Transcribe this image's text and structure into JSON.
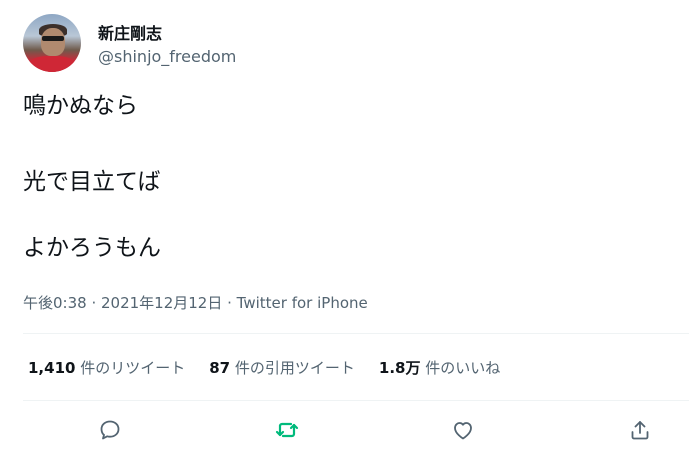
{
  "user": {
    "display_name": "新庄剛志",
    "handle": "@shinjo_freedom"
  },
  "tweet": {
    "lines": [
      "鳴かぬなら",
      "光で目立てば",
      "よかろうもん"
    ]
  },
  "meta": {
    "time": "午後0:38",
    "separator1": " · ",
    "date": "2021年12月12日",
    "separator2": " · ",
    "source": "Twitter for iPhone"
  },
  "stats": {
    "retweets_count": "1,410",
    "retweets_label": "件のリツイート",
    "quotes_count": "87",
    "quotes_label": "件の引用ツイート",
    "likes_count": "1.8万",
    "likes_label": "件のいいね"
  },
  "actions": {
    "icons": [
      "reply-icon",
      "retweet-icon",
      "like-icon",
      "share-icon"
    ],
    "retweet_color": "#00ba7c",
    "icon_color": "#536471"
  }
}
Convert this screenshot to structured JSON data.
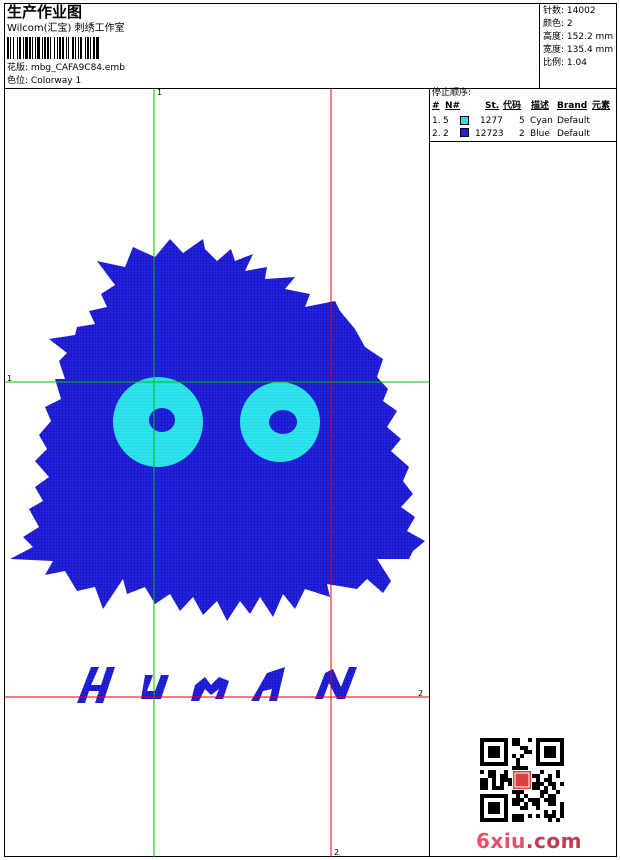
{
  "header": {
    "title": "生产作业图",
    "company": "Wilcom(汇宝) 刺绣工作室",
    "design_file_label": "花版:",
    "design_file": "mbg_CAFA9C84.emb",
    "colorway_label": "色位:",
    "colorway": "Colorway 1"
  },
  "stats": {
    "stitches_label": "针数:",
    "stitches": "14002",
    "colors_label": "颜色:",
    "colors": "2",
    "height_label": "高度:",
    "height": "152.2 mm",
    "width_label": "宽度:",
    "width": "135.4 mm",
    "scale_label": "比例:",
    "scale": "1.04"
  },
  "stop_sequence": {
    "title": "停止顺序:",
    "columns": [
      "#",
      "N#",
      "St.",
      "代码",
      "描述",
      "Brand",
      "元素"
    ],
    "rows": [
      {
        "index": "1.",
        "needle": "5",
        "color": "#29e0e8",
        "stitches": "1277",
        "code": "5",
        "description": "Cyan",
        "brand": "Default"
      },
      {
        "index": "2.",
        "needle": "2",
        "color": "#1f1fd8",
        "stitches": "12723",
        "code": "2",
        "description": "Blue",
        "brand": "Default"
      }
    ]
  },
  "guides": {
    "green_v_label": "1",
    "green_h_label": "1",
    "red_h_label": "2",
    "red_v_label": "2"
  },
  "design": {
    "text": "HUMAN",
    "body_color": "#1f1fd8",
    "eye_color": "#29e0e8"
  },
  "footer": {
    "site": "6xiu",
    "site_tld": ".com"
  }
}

■ AIM OF THE TASK
Report only the number of lines in the listing that contain the word "text".

■ CORRECT ANSWER
2